**Dataset entries:**
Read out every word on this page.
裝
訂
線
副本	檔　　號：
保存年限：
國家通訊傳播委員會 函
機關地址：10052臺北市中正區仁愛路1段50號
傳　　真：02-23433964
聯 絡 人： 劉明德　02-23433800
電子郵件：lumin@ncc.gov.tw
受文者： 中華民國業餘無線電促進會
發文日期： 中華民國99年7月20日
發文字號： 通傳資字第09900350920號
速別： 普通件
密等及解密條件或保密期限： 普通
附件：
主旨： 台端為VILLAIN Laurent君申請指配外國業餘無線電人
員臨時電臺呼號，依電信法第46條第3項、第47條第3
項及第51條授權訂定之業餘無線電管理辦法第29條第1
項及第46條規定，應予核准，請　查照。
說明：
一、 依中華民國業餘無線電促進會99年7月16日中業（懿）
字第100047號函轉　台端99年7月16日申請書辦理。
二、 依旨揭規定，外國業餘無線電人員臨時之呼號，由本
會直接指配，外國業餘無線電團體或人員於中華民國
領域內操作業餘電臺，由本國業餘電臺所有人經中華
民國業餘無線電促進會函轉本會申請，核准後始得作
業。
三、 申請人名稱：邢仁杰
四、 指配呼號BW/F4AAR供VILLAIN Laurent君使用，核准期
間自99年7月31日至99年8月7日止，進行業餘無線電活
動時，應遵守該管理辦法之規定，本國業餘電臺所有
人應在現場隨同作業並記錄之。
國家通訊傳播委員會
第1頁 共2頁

==

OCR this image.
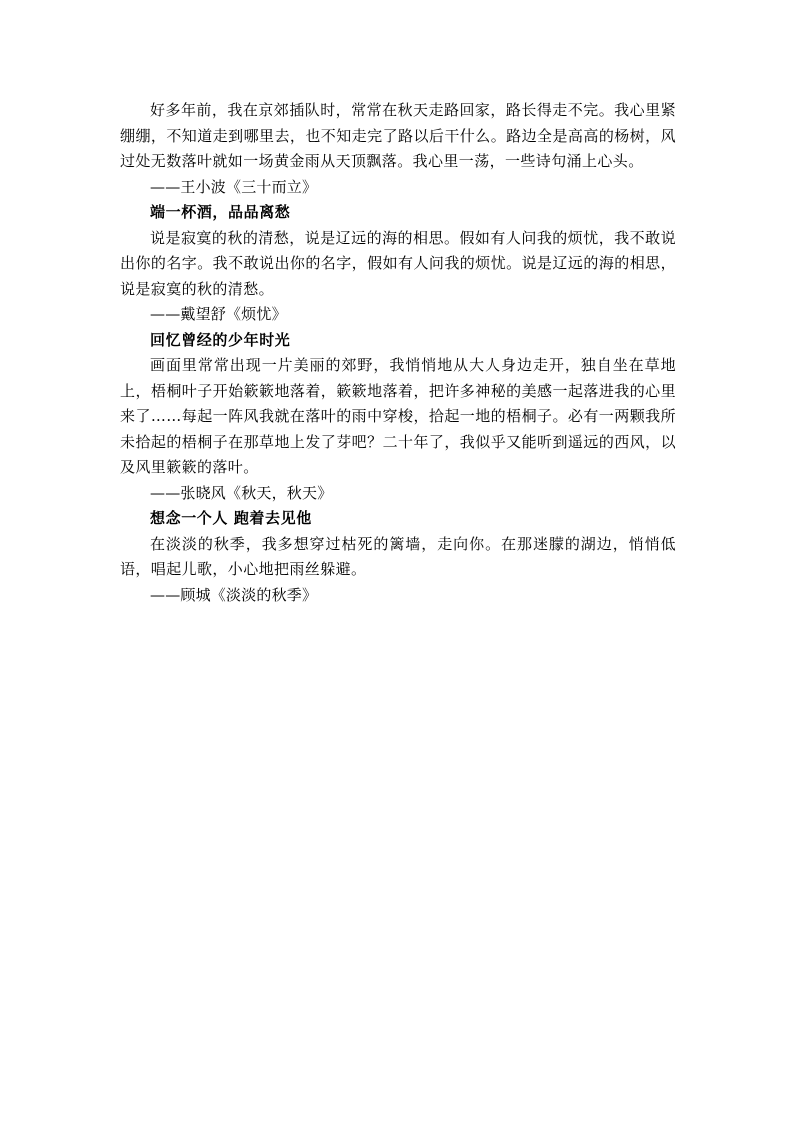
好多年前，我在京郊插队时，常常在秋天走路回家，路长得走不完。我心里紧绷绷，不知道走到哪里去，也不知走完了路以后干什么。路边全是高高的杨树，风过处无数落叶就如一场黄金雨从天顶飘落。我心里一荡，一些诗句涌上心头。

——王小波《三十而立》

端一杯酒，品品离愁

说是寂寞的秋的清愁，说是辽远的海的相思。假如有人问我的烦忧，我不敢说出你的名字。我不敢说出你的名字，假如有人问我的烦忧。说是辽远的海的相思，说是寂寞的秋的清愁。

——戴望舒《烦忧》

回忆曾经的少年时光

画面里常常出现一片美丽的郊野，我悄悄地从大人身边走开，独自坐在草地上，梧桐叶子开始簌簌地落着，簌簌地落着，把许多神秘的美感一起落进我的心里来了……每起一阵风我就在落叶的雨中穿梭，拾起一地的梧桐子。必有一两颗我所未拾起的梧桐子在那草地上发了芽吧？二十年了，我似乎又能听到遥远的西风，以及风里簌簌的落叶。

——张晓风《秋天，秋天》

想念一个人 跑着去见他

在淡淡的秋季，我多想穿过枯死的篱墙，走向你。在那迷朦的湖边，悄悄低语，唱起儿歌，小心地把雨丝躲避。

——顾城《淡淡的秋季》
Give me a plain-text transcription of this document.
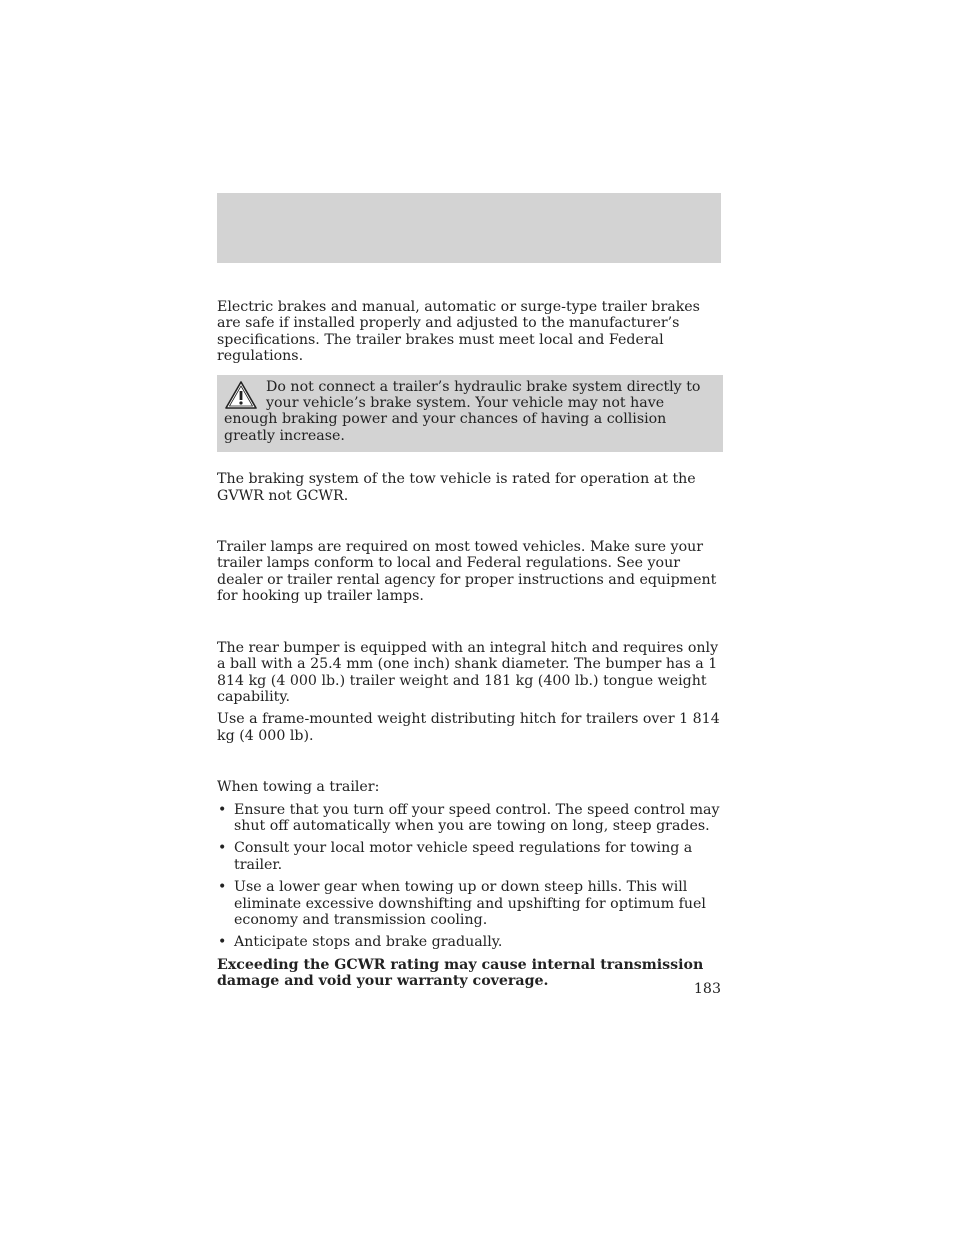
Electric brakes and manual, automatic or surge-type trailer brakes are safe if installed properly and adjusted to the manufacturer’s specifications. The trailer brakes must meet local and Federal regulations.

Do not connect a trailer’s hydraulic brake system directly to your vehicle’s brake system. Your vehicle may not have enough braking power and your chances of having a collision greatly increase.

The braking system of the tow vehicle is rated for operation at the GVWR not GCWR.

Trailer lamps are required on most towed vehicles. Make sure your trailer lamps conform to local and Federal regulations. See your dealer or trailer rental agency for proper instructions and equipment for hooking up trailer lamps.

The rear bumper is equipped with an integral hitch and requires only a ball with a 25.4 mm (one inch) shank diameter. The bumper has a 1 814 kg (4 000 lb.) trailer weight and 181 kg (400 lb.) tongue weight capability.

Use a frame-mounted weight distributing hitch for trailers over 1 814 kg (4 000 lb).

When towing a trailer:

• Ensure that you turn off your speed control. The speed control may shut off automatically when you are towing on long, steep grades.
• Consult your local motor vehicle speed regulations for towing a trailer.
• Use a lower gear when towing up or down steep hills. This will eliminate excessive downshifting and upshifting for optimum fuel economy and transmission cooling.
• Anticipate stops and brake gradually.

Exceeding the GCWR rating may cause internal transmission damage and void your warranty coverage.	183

==

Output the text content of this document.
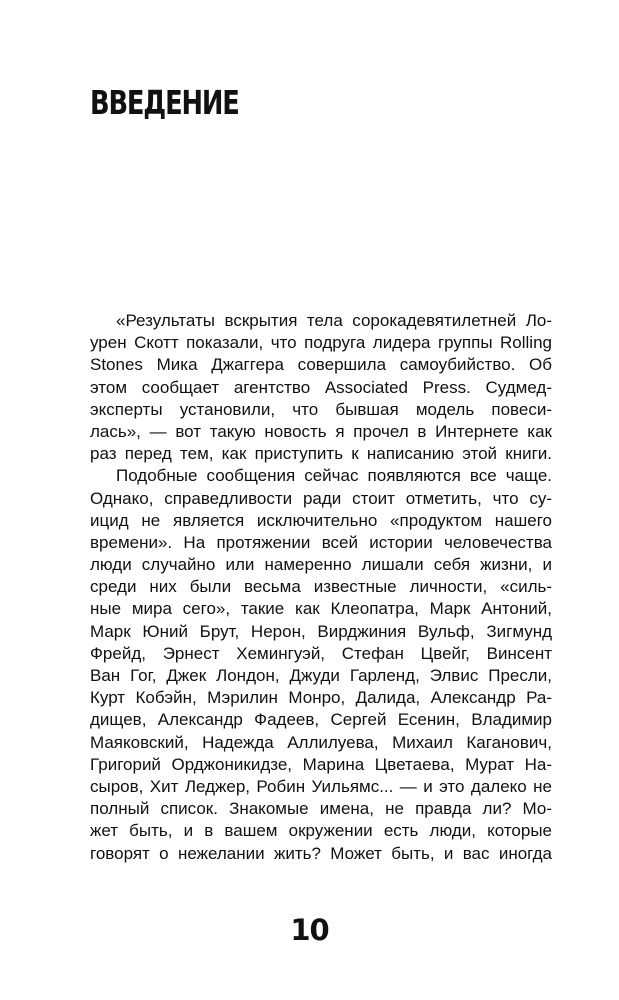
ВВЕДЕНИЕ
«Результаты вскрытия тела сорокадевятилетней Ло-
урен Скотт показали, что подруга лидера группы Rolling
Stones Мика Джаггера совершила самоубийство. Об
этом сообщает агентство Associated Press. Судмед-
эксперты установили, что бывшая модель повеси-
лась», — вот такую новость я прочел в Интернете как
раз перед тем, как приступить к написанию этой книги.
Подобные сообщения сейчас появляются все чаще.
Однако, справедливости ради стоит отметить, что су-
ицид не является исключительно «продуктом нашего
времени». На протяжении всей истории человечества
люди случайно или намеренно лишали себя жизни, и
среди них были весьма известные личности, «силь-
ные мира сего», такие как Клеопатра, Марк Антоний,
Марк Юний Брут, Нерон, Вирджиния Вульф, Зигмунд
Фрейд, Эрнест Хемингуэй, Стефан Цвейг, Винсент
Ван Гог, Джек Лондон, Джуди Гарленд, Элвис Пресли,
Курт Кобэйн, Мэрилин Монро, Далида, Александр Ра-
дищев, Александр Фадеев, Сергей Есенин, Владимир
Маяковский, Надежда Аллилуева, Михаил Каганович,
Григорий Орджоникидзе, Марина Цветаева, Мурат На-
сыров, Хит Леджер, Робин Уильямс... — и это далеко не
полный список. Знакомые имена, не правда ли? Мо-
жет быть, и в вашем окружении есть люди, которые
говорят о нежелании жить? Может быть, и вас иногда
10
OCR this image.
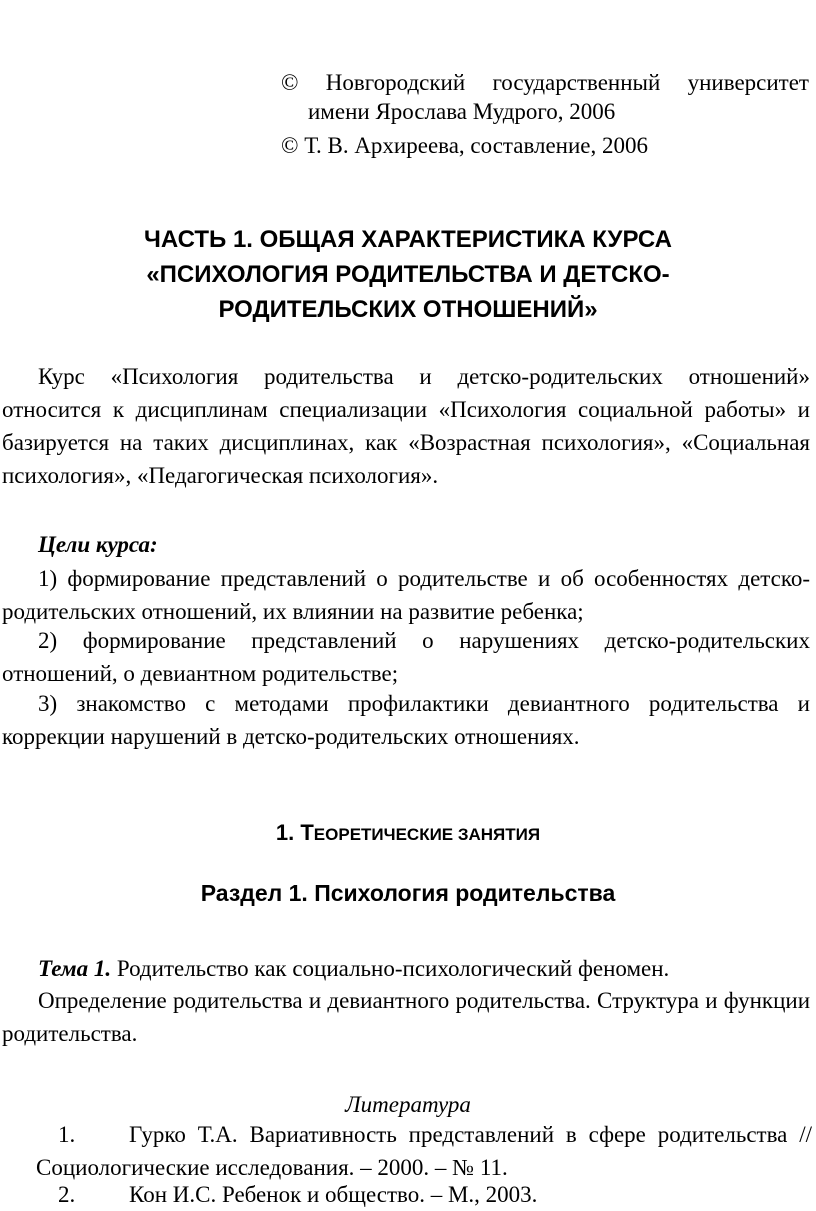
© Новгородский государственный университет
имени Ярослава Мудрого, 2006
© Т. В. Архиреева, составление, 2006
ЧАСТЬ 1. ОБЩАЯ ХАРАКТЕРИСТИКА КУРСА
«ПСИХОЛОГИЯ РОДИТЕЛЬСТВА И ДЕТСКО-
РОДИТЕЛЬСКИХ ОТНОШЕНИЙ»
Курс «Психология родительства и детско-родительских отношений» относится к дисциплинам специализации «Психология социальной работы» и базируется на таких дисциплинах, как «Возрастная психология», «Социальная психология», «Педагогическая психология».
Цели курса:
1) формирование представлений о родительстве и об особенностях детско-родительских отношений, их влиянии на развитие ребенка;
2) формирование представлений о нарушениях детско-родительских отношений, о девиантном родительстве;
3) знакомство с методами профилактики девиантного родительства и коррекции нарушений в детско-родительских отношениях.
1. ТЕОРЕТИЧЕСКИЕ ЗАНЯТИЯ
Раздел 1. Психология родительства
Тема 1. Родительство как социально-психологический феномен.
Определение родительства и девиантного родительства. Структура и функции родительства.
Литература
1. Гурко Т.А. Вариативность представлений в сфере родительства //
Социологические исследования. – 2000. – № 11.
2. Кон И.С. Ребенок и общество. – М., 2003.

**Exercise aim:**
Report every line containing the word "родительстве" from the listing above.

**Task output:**
1) формирование представлений о родительстве и об особенностях детско-родительских отношений, их влиянии на развитие ребенка;
2) формирование представлений о нарушениях детско-родительских отношений, о девиантном родительстве;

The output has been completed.